> Records to process

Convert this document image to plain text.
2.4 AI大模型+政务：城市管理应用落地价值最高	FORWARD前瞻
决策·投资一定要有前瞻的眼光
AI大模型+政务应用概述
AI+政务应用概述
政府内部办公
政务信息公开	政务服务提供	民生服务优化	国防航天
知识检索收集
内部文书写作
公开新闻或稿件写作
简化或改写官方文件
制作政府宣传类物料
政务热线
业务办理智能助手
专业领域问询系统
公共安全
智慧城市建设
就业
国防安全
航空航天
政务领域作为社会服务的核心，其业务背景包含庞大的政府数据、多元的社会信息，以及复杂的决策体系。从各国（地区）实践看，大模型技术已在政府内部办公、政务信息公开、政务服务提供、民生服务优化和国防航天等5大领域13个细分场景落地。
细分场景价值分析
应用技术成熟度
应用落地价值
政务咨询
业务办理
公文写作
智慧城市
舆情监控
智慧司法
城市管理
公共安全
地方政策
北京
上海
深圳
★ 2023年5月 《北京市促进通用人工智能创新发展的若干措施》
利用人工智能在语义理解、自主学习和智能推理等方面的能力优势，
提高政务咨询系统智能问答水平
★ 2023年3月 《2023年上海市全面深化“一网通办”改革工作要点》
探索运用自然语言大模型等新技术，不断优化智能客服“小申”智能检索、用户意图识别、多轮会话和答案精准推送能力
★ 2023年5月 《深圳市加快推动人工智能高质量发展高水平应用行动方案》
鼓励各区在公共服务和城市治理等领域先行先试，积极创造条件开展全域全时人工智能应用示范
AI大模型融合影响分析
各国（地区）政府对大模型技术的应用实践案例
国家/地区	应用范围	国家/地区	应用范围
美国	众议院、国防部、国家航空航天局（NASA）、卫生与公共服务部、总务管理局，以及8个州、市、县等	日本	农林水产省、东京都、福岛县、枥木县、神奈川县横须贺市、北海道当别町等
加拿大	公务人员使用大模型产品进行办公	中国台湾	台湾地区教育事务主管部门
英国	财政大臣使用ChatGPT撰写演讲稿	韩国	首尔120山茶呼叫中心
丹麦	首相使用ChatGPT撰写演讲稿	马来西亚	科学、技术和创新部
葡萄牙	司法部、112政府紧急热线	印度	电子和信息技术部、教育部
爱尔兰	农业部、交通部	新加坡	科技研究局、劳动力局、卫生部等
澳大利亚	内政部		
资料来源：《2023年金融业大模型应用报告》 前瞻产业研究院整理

> Task prompt
Return every line holding the word "政务服务提供" from the records.

> Result
政务信息公开	政务服务提供	民生服务优化	国防航天
政务领域作为社会服务的核心，其业务背景包含庞大的政府数据、多元的社会信息，以及复杂的决策体系。从各国（地区）实践看，大模型技术已在政府内部办公、政务信息公开、政务服务提供、民生服务优化和国防航天等5大领域13个细分场景落地。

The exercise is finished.